• _Quoted passage_
#####

Still an active golfer, Perez believes that his experience as a player – as well as the Club Management Diploma (CMDip) he received from the Club Management Association of Europe – helps him to handle his current role better than if he was just stepping up the hospitality sector’s ladder.
“I have worked in every position imaginable in the golf industry, along with earning the knowledge that comes from being a professional in the sport,” he said.
“So, I can look at things in this field from every conceivable angle: as a golfer, as someone who’s now been involved in the hospitality industry, as someone who understands what a customer wants and needs, as well as being able to look at things from a customer’s perspective.
“I believe I can identify the needs of a customer and know very well what the client requires. You need to know the game well from all aspects.
“My main passion is to make golf popular for more and more people and to make this place even more accessible for those who might want to try their hand at the sport,” he remarked.
The revamp of 11 holes on the 18-hole course is part of that strategy, Perez added.
“The objective is to make the golf course more user-friendly,” he explained, fully aware that even seasoned professionals in the past had pointed out its peculiarities.

#####

• _Tasks for this exercise_
1/ Copy from the passage about Perez the part that opens with the words containing "Still an active" and closes with "a customer’s perspective.", without any changes.
2/ Proceed with the passage about Perez, starting right after its last sentence.

#####

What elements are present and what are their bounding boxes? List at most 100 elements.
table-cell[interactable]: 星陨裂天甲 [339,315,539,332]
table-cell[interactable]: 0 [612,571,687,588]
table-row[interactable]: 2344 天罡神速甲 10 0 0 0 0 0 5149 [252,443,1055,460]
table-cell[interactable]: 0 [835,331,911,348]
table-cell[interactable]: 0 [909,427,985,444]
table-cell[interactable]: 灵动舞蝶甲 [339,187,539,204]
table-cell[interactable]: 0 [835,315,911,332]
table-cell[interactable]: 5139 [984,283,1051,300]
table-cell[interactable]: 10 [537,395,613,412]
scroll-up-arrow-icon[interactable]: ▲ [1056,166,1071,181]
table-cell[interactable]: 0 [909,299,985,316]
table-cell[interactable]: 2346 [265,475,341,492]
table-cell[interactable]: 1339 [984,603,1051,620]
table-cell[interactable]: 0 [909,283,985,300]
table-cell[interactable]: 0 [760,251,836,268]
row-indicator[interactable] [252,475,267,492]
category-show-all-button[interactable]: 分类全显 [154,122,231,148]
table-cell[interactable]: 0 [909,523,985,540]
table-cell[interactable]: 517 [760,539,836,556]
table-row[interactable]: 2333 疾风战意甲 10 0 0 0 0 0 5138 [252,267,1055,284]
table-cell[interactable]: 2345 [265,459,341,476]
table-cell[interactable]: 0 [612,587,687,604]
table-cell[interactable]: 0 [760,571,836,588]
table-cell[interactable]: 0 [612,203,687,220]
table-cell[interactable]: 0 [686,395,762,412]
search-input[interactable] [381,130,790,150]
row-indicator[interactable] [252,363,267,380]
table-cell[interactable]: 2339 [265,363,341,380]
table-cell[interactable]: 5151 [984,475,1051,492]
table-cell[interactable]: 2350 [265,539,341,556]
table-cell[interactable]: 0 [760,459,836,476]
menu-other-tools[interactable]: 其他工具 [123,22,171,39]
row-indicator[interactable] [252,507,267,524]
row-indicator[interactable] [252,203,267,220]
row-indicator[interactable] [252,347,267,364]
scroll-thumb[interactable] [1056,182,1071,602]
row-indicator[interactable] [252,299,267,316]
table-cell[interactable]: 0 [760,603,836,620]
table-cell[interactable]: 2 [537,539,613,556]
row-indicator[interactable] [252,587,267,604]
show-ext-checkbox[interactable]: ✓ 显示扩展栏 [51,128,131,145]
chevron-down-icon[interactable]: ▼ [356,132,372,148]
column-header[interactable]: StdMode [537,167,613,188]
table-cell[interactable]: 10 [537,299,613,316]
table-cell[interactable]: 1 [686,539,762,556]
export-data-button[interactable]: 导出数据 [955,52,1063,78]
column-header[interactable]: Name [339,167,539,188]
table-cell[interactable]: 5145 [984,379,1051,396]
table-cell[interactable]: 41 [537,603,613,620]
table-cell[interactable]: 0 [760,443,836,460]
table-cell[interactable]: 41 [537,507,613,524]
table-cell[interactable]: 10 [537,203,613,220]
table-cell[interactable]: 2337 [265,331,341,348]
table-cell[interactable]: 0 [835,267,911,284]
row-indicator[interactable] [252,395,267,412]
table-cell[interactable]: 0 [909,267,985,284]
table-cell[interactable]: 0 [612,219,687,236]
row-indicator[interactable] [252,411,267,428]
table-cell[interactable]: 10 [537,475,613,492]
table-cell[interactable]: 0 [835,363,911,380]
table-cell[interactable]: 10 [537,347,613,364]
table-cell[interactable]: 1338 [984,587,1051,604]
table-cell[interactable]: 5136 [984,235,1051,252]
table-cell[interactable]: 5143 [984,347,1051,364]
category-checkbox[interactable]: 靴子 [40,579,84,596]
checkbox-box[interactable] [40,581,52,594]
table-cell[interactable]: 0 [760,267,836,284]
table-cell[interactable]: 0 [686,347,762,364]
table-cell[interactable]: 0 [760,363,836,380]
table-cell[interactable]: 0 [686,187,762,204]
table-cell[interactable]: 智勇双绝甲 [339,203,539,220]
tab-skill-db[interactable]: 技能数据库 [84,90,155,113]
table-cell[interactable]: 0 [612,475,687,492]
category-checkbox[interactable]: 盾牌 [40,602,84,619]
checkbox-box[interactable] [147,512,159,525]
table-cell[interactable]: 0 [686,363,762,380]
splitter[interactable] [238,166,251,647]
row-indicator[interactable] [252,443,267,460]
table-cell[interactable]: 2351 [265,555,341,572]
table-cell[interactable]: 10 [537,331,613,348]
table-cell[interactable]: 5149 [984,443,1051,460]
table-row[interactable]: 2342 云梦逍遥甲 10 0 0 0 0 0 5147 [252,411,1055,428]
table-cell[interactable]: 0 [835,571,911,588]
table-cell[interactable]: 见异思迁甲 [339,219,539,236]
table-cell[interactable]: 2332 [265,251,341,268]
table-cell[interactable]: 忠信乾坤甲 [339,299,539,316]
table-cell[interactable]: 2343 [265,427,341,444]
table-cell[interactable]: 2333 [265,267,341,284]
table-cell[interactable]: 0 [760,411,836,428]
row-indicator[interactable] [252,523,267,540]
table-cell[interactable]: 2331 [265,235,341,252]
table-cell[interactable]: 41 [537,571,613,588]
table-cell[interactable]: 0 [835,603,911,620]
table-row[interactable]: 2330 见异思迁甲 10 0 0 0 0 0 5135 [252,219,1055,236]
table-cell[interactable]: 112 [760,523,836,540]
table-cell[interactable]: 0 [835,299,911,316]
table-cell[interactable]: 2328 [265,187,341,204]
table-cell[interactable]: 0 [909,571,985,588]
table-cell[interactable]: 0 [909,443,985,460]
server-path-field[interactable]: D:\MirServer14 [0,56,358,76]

#####

• _Your responses_
1/
Still an active golfer, Perez believes that his experience as a player – as well as the Club Management Diploma (CMDip) he received from the Club Management Association of Europe – helps him to handle his current role better than if he was just stepping up the hospitality sector’s ladder.
“I have worked in every position imaginable in the golf industry, along with earning the knowledge that comes from being a professional in the sport,” he said.
“So, I can look at things in this field from every conceivable angle: as a golfer, as someone who’s now been involved in the hospitality industry, as someone who understands what a customer wants and needs, as well as being able to look at things from a customer’s perspective.

2/
The course was ‘noted’ for being ‘challenging’ to play because of the severity of some of its slopes and a leading European contender, Ian Poulter, launched a savage critique during one competition, highlighted by the global sporting Press.
Caddy locker room chatter suggested that the original course designer, the legendary Scot Colin Montgomerie, had been teased by fellow players about how a course he had created was ‘too easy’ to play so he deliberately made the next one – in Bahrain – a tougher encounter.
Sometimes you have to take the ‘bull by the horns’ and there was perhaps no better a man to take on the task than the determined Spaniard.
“We had to make the playing experience more enjoyable and attract more people to the game,” Perez decided. “We reopened at the start of October and players have found it to be a different experience, it’s totally enjoyable!
“Earlier, it was too hard, too complicated for the day-to-day player and, it would appear for some seasoned professionals too. It really did not encourage them to play more because it would simply tire them out and they would lose interest … as well as balls! Now, it is a lot more fun.
“I can confidently say it is on a par with the very best of international standards. I am very happy with that because the whole revamping exercise was a collaborative effort.
“There was so much going on and I had to provide as much input as I could to the team so that they fully understood what I had in mind and, in return, they were able to make it happen,” he added.
The DP World Tour – Bahrain Championship will now display to the world just how wonderfully thrilling and fun the experience of playing the RGC golf course can be, Perez added.
“Next February, we’ll have some of the biggest names in world golf competing on our links,” he said, proudly, adding a message to members: “The news of the DP World Tour coming to Bahrain is truly exciting. It brings with it numerous opportunities for our club and members. I encourage each and every one of you to mark the dates on your calendar and get ready to immerse yourselves in this incredible golfing experience.”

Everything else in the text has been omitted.